• _Written request_
Wherever the word "color" appears in a line, copy that line.

• _Input material_
-- Begin --

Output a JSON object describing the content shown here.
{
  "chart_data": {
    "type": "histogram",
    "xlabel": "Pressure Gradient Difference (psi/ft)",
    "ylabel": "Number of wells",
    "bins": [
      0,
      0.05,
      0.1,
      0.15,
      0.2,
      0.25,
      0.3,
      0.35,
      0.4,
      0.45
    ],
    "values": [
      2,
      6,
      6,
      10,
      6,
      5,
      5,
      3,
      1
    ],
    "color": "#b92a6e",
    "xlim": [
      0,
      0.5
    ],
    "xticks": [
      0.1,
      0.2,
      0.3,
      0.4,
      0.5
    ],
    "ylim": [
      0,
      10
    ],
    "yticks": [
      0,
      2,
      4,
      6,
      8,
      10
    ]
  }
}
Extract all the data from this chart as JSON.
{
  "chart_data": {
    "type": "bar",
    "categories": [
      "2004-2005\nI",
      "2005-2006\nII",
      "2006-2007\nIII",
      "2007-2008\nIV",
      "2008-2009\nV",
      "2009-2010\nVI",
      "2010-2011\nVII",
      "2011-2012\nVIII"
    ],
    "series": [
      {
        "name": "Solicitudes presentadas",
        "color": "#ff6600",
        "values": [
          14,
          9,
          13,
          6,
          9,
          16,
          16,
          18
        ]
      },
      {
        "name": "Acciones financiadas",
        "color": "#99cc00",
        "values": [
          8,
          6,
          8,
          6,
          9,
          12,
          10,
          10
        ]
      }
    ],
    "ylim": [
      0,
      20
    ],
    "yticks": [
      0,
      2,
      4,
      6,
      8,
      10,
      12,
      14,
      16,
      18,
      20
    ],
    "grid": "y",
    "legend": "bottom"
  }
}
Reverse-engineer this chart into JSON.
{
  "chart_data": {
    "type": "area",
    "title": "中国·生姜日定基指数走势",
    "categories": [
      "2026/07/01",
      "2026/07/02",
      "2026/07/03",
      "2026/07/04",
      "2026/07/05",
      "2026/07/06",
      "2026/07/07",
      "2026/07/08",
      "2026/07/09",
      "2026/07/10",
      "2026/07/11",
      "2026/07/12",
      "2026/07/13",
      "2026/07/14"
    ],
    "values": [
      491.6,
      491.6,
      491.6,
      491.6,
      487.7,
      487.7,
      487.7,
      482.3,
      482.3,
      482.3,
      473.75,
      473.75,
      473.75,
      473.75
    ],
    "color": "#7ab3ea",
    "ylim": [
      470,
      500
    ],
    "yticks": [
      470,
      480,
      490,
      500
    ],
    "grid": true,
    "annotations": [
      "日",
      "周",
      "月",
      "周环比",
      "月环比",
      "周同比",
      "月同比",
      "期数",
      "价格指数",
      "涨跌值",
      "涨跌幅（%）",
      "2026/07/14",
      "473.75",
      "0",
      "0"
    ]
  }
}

-- End --

• _Output of the task_
    "color": "#b92a6e",
        "color": "#ff6600",
        "color": "#99cc00",
    "color": "#7ab3ea",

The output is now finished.